(begin)
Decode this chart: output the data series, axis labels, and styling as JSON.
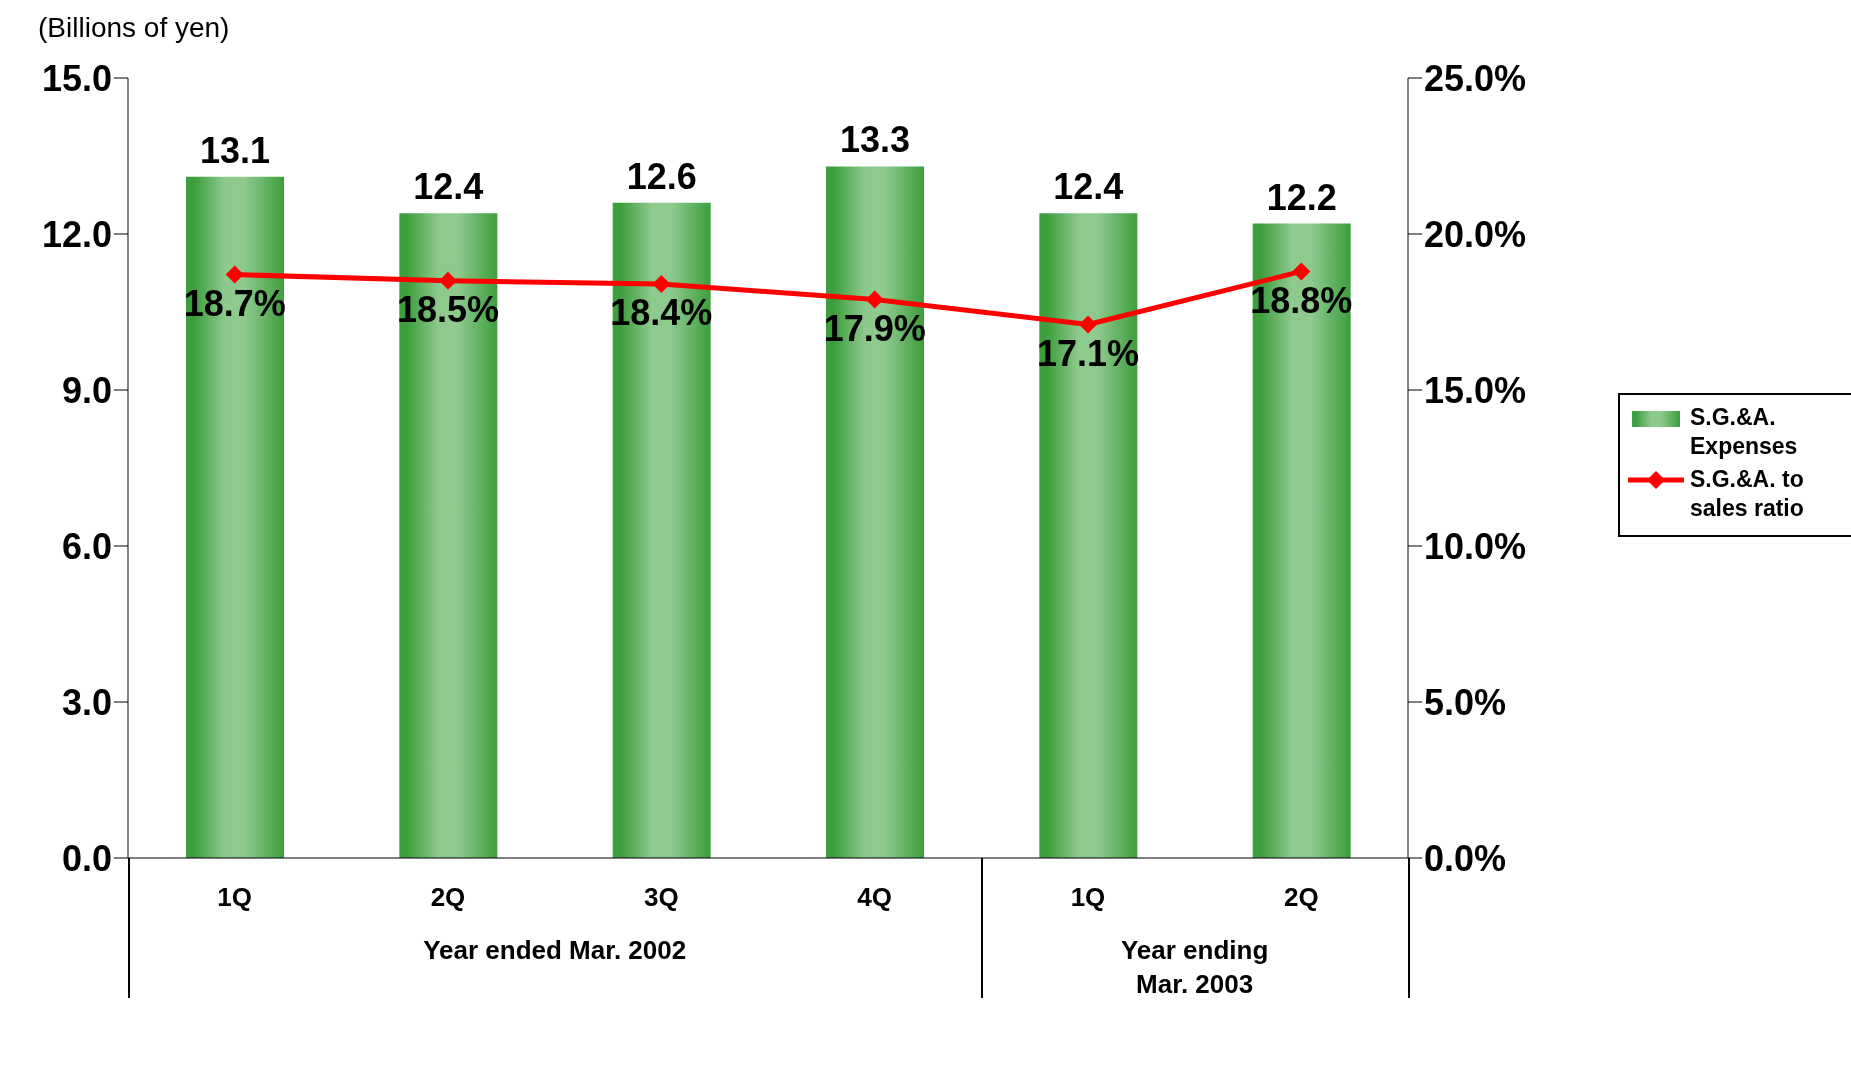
{
  "chart_data": {
    "type": "bar",
    "ylabel": "(Billions of yen)",
    "categories": [
      "1Q",
      "2Q",
      "3Q",
      "4Q",
      "1Q",
      "2Q"
    ],
    "series": [
      {
        "name": "S.G.&A. Expenses",
        "color": "#3d9e3d",
        "values": [
          13.1,
          12.4,
          12.6,
          13.3,
          12.4,
          12.2
        ]
      },
      {
        "name": "S.G.&A. to sales ratio",
        "type": "line",
        "axis": "y2",
        "color": "#ff0000",
        "marker": "diamond",
        "values": [
          18.7,
          18.5,
          18.4,
          17.9,
          17.1,
          18.8
        ],
        "value_labels": [
          "18.7%",
          "18.5%",
          "18.4%",
          "17.9%",
          "17.1%",
          "18.8%"
        ]
      }
    ],
    "data_labels": true,
    "ylim": [
      0,
      15
    ],
    "yticks": [
      {
        "value": 0,
        "label": "0.0"
      },
      {
        "value": 3,
        "label": "3.0"
      },
      {
        "value": 6,
        "label": "6.0"
      },
      {
        "value": 9,
        "label": "9.0"
      },
      {
        "value": 12,
        "label": "12.0"
      },
      {
        "value": 15,
        "label": "15.0"
      }
    ],
    "y2lim": [
      0,
      25
    ],
    "y2ticks": [
      {
        "value": 0,
        "label": "0.0%"
      },
      {
        "value": 5,
        "label": "5.0%"
      },
      {
        "value": 10,
        "label": "10.0%"
      },
      {
        "value": 15,
        "label": "15.0%"
      },
      {
        "value": 20,
        "label": "20.0%"
      },
      {
        "value": 25,
        "label": "25.0%"
      }
    ],
    "annotations": [
      "Year ended Mar. 2002",
      "Year ending\nMar. 2003"
    ],
    "grid": false,
    "legend": "right"
  }
}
(end)
▶ [What is expected]: Copy each line in the data that holds the word "axis".

▶ [Response to the task]:
Decode this chart: output the data series, axis labels, and styling as JSON.
        "axis": "y2",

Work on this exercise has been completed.